(begin)

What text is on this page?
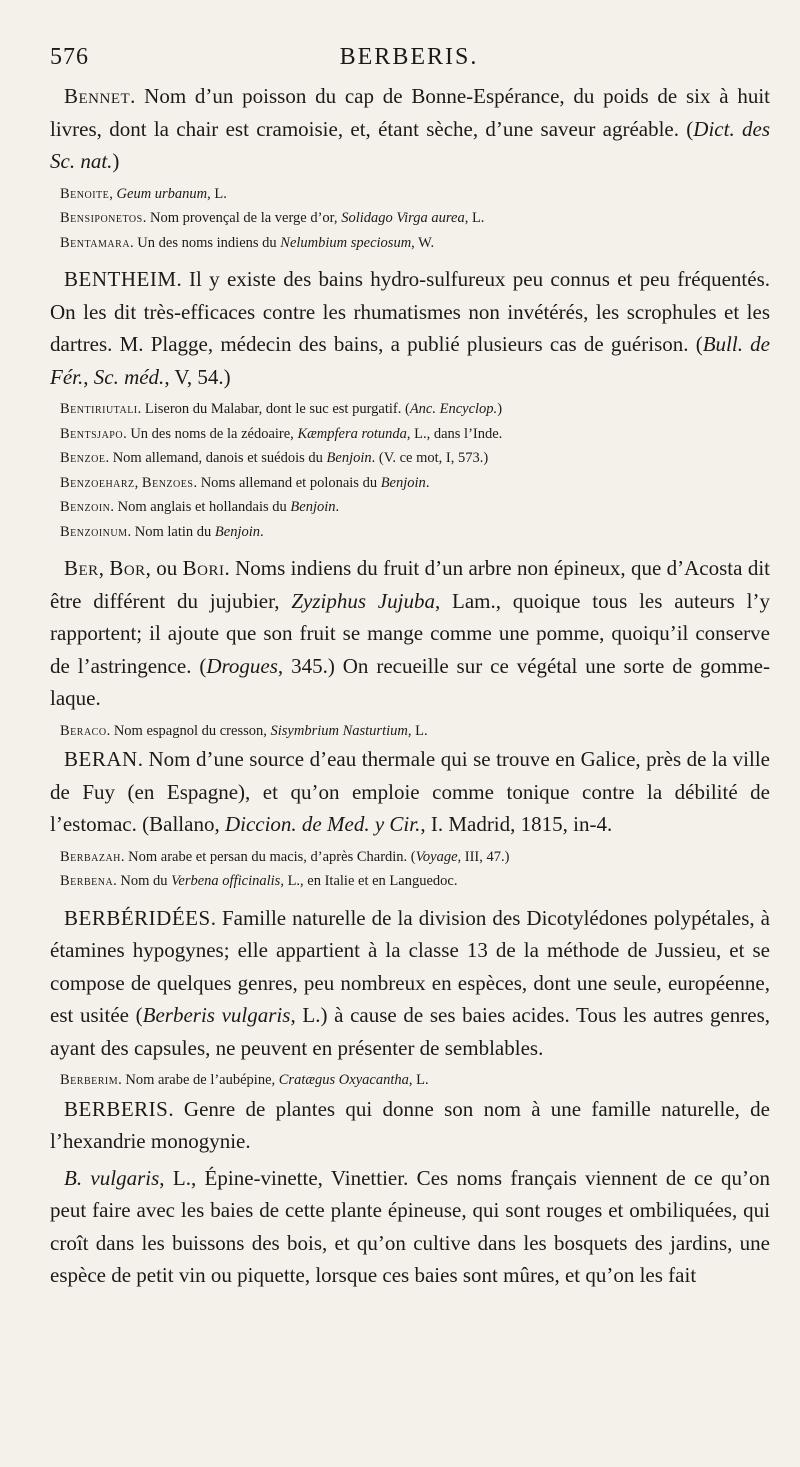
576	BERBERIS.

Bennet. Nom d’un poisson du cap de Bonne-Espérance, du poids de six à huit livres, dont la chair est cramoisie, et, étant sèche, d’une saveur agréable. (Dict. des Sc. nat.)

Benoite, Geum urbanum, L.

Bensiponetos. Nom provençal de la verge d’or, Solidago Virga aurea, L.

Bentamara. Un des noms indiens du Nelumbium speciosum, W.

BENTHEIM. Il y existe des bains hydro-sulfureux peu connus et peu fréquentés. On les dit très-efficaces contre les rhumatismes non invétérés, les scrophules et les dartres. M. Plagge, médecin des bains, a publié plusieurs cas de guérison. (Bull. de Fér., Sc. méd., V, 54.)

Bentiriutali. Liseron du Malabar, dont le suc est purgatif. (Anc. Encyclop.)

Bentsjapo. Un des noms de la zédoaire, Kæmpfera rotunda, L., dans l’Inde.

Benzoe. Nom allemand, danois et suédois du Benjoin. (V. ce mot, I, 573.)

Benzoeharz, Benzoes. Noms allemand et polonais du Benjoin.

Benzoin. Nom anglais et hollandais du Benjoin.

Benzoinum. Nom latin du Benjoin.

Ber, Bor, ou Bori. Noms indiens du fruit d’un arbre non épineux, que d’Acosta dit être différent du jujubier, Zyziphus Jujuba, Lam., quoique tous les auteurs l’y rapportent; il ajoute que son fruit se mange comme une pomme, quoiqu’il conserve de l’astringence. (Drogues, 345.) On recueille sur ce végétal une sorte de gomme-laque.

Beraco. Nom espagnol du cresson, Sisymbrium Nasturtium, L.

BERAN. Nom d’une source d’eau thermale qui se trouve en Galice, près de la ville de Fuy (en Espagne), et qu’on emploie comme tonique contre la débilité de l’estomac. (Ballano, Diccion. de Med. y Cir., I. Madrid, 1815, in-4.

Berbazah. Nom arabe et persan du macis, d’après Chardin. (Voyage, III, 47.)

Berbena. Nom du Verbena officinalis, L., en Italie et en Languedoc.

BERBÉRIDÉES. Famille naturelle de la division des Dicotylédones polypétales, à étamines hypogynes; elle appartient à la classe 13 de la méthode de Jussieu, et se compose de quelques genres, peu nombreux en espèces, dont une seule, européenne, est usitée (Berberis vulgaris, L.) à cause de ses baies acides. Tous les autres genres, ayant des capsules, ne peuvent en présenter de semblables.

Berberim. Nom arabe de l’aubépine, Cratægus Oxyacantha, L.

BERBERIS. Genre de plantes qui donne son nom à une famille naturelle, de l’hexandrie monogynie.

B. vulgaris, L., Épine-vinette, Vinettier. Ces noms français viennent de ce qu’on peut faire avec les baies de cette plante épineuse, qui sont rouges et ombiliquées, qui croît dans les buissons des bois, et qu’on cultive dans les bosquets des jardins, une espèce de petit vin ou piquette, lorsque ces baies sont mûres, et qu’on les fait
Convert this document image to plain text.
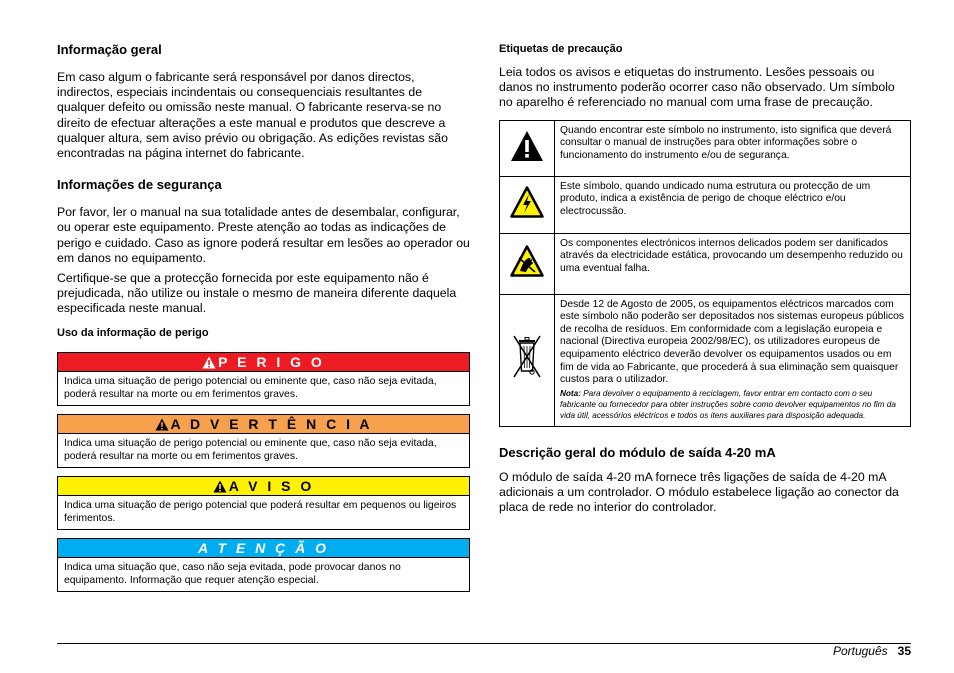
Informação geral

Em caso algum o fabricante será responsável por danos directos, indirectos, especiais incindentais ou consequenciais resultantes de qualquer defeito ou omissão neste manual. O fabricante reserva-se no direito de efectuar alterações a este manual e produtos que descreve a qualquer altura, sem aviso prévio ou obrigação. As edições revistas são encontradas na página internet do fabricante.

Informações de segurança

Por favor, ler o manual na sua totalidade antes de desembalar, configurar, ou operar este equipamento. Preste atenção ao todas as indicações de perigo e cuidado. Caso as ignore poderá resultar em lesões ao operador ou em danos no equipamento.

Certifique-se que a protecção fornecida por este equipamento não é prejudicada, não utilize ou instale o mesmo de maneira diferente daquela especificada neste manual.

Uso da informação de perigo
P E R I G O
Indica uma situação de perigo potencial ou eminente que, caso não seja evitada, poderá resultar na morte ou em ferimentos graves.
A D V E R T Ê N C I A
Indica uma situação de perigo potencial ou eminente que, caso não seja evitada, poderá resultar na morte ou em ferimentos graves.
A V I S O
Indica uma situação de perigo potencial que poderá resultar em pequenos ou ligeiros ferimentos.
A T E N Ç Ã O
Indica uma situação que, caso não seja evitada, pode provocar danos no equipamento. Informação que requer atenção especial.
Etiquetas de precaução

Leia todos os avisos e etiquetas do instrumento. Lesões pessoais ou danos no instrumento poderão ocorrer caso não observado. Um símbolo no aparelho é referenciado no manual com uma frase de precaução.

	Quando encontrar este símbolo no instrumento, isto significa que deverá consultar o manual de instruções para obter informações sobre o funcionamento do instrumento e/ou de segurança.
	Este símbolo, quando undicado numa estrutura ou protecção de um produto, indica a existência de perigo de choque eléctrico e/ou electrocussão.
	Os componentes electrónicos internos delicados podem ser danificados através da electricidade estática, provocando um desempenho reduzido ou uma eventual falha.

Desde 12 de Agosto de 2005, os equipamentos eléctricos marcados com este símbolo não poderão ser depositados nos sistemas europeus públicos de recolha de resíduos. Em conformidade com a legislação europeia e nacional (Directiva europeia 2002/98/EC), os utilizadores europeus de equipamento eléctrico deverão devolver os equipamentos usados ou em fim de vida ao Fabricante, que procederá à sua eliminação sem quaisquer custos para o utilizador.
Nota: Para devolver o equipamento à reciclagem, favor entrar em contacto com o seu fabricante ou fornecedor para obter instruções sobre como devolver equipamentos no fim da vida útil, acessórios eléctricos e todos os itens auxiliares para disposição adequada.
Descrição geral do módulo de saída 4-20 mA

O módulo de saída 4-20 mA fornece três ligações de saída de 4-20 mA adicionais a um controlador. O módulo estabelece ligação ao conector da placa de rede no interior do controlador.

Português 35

(end)

| Task instructions |
Extract every line from the records above that contains the word "favor".

| The solution |
Por favor, ler o manual na sua totalidade antes de desembalar, configurar, ou operar este equipamento. Preste atenção ao todas as indicações de perigo e cuidado. Caso as ignore poderá resultar em lesões ao operador ou em danos no equipamento.
Nota: Para devolver o equipamento à reciclagem, favor entrar em contacto com o seu fabricante ou fornecedor para obter instruções sobre como devolver equipamentos no fim da vida útil, acessórios eléctricos e todos os itens auxiliares para disposição adequada.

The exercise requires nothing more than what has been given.